Exercise brief: Leave out the images; return the rest of the data exactly.

Figure record extracts:
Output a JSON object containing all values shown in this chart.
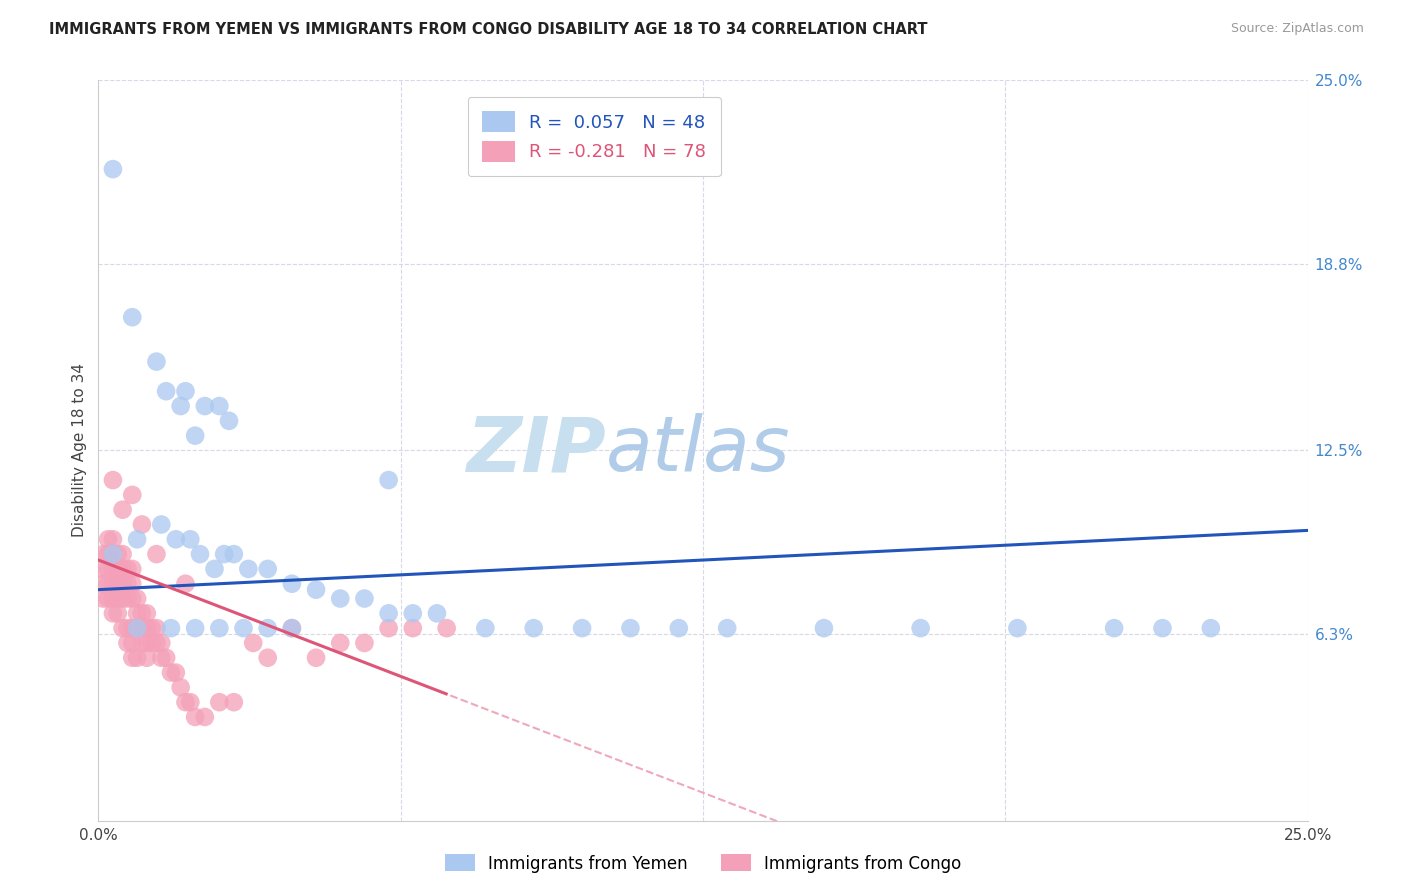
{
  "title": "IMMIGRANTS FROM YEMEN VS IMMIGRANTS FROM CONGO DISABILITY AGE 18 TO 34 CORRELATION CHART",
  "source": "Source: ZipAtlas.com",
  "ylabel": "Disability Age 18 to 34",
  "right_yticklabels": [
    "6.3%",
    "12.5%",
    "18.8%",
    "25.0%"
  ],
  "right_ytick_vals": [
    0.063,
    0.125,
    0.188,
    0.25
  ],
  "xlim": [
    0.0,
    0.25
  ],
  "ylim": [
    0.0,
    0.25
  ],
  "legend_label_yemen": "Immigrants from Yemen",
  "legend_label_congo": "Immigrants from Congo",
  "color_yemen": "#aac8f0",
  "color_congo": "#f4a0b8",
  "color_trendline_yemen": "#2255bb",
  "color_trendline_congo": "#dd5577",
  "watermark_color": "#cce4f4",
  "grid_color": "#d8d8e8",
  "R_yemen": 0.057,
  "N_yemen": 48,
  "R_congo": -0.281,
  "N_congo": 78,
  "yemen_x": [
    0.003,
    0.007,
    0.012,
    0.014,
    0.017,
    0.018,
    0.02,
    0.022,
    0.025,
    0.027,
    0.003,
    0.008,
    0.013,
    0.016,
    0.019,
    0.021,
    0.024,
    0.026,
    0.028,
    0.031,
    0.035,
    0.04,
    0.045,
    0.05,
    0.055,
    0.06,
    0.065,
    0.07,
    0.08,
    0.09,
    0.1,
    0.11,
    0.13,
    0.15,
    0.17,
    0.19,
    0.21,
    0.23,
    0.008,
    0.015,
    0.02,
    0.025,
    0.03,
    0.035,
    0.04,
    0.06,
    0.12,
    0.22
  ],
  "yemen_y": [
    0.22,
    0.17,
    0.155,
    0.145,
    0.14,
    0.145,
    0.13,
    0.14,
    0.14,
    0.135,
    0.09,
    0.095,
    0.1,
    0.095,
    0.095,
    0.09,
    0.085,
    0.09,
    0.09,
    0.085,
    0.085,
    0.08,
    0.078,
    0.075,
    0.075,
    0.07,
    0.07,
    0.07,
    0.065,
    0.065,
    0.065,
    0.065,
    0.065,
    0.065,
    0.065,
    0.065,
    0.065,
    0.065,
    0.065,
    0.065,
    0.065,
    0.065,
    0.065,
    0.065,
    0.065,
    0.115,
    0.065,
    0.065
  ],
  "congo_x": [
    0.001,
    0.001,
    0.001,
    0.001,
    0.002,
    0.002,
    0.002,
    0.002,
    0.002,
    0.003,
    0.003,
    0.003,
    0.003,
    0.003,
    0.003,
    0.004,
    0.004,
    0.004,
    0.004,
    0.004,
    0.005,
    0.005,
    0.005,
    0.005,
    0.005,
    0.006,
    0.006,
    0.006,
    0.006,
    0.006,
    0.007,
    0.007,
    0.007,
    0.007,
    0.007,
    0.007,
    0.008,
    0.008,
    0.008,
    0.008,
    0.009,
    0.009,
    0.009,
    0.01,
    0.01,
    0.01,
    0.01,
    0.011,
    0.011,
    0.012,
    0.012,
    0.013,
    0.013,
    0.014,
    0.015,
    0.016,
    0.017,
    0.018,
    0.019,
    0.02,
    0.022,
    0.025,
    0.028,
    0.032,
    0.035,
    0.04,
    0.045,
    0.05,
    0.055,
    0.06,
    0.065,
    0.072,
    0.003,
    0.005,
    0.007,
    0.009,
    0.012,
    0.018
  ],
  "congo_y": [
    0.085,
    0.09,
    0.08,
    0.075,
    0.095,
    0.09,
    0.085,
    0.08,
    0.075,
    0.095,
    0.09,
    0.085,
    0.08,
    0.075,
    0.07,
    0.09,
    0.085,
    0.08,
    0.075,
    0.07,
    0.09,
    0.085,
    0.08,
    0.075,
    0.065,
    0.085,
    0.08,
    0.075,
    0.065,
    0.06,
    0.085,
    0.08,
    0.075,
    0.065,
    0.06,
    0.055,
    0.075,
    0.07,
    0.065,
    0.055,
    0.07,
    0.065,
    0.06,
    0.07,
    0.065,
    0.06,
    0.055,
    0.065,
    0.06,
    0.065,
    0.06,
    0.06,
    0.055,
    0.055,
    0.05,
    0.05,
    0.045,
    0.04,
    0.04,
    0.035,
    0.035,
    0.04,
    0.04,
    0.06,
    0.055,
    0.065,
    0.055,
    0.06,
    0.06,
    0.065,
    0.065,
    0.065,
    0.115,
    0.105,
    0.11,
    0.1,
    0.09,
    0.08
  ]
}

Result of the task:
Output a JSON object containing all values shown in this chart.
{
  "title": "IMMIGRANTS FROM YEMEN VS IMMIGRANTS FROM CONGO DISABILITY AGE 18 TO 34 CORRELATION CHART",
  "source": "Source: ZipAtlas.com",
  "ylabel": "Disability Age 18 to 34",
  "right_yticklabels": [
    "6.3%",
    "12.5%",
    "18.8%",
    "25.0%"
  ],
  "right_ytick_vals": [
    0.063,
    0.125,
    0.188,
    0.25
  ],
  "xlim": [
    0.0,
    0.25
  ],
  "ylim": [
    0.0,
    0.25
  ],
  "legend_label_yemen": "Immigrants from Yemen",
  "legend_label_congo": "Immigrants from Congo",
  "color_yemen": "#aac8f0",
  "color_congo": "#f4a0b8",
  "color_trendline_yemen": "#2255bb",
  "color_trendline_congo": "#dd5577",
  "watermark_color": "#cce4f4",
  "grid_color": "#d8d8e8",
  "R_yemen": 0.057,
  "N_yemen": 48,
  "R_congo": -0.281,
  "N_congo": 78,
  "yemen_x": [
    0.003,
    0.007,
    0.012,
    0.014,
    0.017,
    0.018,
    0.02,
    0.022,
    0.025,
    0.027,
    0.003,
    0.008,
    0.013,
    0.016,
    0.019,
    0.021,
    0.024,
    0.026,
    0.028,
    0.031,
    0.035,
    0.04,
    0.045,
    0.05,
    0.055,
    0.06,
    0.065,
    0.07,
    0.08,
    0.09,
    0.1,
    0.11,
    0.13,
    0.15,
    0.17,
    0.19,
    0.21,
    0.23,
    0.008,
    0.015,
    0.02,
    0.025,
    0.03,
    0.035,
    0.04,
    0.06,
    0.12,
    0.22
  ],
  "yemen_y": [
    0.22,
    0.17,
    0.155,
    0.145,
    0.14,
    0.145,
    0.13,
    0.14,
    0.14,
    0.135,
    0.09,
    0.095,
    0.1,
    0.095,
    0.095,
    0.09,
    0.085,
    0.09,
    0.09,
    0.085,
    0.085,
    0.08,
    0.078,
    0.075,
    0.075,
    0.07,
    0.07,
    0.07,
    0.065,
    0.065,
    0.065,
    0.065,
    0.065,
    0.065,
    0.065,
    0.065,
    0.065,
    0.065,
    0.065,
    0.065,
    0.065,
    0.065,
    0.065,
    0.065,
    0.065,
    0.115,
    0.065,
    0.065
  ],
  "congo_x": [
    0.001,
    0.001,
    0.001,
    0.001,
    0.002,
    0.002,
    0.002,
    0.002,
    0.002,
    0.003,
    0.003,
    0.003,
    0.003,
    0.003,
    0.003,
    0.004,
    0.004,
    0.004,
    0.004,
    0.004,
    0.005,
    0.005,
    0.005,
    0.005,
    0.005,
    0.006,
    0.006,
    0.006,
    0.006,
    0.006,
    0.007,
    0.007,
    0.007,
    0.007,
    0.007,
    0.007,
    0.008,
    0.008,
    0.008,
    0.008,
    0.009,
    0.009,
    0.009,
    0.01,
    0.01,
    0.01,
    0.01,
    0.011,
    0.011,
    0.012,
    0.012,
    0.013,
    0.013,
    0.014,
    0.015,
    0.016,
    0.017,
    0.018,
    0.019,
    0.02,
    0.022,
    0.025,
    0.028,
    0.032,
    0.035,
    0.04,
    0.045,
    0.05,
    0.055,
    0.06,
    0.065,
    0.072,
    0.003,
    0.005,
    0.007,
    0.009,
    0.012,
    0.018
  ],
  "congo_y": [
    0.085,
    0.09,
    0.08,
    0.075,
    0.095,
    0.09,
    0.085,
    0.08,
    0.075,
    0.095,
    0.09,
    0.085,
    0.08,
    0.075,
    0.07,
    0.09,
    0.085,
    0.08,
    0.075,
    0.07,
    0.09,
    0.085,
    0.08,
    0.075,
    0.065,
    0.085,
    0.08,
    0.075,
    0.065,
    0.06,
    0.085,
    0.08,
    0.075,
    0.065,
    0.06,
    0.055,
    0.075,
    0.07,
    0.065,
    0.055,
    0.07,
    0.065,
    0.06,
    0.07,
    0.065,
    0.06,
    0.055,
    0.065,
    0.06,
    0.065,
    0.06,
    0.06,
    0.055,
    0.055,
    0.05,
    0.05,
    0.045,
    0.04,
    0.04,
    0.035,
    0.035,
    0.04,
    0.04,
    0.06,
    0.055,
    0.065,
    0.055,
    0.06,
    0.06,
    0.065,
    0.065,
    0.065,
    0.115,
    0.105,
    0.11,
    0.1,
    0.09,
    0.08
  ]
}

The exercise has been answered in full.